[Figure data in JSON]

»»

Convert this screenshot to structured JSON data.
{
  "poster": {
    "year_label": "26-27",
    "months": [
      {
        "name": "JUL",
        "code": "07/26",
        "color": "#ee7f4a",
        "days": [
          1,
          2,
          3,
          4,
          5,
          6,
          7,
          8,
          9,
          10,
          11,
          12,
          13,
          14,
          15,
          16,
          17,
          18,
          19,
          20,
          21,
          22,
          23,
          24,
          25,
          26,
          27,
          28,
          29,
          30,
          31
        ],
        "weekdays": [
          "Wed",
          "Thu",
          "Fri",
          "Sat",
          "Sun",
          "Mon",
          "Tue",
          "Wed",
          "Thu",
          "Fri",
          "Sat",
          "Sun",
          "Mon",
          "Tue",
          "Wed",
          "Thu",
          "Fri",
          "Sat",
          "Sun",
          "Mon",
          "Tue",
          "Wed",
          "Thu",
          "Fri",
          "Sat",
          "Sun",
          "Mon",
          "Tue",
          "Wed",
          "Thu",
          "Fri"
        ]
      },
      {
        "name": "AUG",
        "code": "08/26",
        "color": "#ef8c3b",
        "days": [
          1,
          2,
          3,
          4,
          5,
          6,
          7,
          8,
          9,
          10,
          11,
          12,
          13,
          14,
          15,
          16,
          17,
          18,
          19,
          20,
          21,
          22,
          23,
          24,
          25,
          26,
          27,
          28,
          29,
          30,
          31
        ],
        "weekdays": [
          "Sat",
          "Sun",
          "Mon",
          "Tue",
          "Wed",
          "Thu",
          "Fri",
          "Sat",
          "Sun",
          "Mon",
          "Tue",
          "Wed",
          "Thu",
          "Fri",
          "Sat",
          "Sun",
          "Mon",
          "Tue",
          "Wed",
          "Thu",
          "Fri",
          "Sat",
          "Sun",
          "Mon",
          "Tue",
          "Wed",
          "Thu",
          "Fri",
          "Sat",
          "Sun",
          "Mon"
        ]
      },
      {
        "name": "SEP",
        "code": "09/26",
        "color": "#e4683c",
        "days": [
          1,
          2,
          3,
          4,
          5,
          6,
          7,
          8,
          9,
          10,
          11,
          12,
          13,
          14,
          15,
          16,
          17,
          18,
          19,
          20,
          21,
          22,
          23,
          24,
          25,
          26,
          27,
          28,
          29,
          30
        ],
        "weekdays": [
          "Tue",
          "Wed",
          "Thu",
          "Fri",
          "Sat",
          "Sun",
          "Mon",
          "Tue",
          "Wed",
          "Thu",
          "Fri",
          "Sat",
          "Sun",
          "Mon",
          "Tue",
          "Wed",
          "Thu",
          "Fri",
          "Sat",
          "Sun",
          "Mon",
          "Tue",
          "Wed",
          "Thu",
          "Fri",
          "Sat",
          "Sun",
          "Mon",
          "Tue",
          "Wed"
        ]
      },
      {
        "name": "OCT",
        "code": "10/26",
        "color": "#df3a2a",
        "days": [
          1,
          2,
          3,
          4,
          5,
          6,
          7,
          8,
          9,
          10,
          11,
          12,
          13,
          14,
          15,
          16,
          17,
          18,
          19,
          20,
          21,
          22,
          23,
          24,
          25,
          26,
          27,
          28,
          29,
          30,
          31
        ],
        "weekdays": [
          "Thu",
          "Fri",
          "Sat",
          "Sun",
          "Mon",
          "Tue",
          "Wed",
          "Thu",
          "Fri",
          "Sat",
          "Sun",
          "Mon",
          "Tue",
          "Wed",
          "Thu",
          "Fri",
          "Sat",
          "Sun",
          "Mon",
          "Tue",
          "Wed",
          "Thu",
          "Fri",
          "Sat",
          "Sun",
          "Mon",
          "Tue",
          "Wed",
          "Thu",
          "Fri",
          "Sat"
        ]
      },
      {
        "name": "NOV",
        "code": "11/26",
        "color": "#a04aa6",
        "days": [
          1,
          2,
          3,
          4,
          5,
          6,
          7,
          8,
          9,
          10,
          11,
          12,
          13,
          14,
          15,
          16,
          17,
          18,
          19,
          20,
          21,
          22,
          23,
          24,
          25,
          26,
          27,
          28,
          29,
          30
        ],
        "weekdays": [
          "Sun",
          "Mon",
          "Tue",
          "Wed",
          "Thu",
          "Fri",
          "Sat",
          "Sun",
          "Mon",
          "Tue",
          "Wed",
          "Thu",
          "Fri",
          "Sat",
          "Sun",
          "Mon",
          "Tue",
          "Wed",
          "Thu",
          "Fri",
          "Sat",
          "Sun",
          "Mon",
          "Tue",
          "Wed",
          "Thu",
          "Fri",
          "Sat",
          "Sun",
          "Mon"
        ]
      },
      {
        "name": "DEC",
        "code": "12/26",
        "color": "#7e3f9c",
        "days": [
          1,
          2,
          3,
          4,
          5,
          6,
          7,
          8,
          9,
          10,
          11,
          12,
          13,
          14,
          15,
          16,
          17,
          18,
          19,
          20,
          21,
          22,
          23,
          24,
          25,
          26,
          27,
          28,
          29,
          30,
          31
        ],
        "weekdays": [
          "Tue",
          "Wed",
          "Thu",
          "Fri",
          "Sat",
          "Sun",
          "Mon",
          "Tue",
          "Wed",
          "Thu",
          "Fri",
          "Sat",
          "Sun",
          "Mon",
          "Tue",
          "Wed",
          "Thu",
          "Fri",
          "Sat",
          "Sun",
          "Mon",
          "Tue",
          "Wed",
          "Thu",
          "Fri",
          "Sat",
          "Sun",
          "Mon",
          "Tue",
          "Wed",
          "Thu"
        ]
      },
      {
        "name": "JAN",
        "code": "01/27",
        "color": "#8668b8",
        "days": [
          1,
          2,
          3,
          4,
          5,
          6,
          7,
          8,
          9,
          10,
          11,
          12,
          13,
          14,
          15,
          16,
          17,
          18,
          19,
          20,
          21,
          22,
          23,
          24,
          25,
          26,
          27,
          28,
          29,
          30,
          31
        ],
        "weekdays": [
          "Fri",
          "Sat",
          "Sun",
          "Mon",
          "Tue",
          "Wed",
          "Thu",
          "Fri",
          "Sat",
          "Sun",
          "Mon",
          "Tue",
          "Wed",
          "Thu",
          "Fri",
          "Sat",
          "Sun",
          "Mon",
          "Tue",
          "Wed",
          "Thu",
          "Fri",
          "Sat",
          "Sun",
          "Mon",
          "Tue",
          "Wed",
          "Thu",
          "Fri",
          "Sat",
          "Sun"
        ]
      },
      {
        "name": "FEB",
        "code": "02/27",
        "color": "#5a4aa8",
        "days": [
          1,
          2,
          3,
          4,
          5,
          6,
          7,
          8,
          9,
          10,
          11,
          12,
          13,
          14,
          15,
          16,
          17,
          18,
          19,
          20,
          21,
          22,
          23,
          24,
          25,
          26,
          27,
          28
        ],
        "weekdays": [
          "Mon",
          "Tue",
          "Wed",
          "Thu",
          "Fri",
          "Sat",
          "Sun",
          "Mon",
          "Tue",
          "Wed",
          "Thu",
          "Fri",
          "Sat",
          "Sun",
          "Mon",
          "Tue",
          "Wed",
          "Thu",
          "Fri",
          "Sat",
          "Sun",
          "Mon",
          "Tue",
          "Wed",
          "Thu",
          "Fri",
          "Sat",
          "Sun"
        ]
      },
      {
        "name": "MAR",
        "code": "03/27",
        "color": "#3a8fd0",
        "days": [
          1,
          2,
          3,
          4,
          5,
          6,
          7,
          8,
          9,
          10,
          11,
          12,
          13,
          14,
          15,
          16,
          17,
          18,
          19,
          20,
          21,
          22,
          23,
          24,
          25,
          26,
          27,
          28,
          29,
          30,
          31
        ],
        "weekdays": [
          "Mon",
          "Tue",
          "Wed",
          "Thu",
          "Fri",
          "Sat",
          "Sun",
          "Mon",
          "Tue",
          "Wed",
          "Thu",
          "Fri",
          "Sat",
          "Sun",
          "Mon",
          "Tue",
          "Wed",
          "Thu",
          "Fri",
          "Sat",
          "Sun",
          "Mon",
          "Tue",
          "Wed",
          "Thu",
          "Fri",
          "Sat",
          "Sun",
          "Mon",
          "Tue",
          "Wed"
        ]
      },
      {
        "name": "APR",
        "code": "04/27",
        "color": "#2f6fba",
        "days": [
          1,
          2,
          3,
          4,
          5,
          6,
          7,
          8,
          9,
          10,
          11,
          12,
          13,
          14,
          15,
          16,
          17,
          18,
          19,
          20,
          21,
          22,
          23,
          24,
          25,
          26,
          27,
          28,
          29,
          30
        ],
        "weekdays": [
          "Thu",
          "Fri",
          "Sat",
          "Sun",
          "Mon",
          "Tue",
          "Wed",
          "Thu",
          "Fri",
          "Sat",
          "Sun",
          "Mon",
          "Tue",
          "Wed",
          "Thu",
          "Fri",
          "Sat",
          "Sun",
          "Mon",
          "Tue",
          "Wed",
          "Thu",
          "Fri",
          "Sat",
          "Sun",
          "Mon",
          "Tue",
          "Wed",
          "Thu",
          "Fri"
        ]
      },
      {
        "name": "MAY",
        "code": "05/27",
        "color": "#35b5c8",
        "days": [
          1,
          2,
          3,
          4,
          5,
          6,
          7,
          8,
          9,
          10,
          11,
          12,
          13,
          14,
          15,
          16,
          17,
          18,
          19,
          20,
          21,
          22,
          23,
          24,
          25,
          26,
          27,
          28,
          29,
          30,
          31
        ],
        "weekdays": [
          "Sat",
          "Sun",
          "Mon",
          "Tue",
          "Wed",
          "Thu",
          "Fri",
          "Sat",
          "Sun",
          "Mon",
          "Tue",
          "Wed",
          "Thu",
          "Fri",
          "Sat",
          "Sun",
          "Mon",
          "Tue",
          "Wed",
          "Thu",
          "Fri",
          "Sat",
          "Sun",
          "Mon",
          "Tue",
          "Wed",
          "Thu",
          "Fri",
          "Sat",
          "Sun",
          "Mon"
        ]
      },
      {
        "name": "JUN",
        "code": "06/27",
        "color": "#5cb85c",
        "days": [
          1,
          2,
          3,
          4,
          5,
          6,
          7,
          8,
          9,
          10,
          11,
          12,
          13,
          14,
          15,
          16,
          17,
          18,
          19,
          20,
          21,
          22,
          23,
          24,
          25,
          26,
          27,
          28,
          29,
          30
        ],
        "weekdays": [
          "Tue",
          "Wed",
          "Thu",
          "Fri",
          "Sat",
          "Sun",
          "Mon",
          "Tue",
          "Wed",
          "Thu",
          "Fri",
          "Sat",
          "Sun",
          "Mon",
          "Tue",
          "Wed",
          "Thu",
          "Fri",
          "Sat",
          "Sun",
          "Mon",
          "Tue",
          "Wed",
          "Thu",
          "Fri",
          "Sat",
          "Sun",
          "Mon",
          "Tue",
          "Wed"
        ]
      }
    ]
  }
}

««

*What you need to do:*
Pull out every line of the entries that includes the word "name".

*Reply:*
        "name": "JUL",
        "name": "AUG",
        "name": "SEP",
        "name": "OCT",
        "name": "NOV",
        "name": "DEC",
        "name": "JAN",
        "name": "FEB",
        "name": "MAR",
        "name": "APR",
        "name": "MAY",
        "name": "JUN",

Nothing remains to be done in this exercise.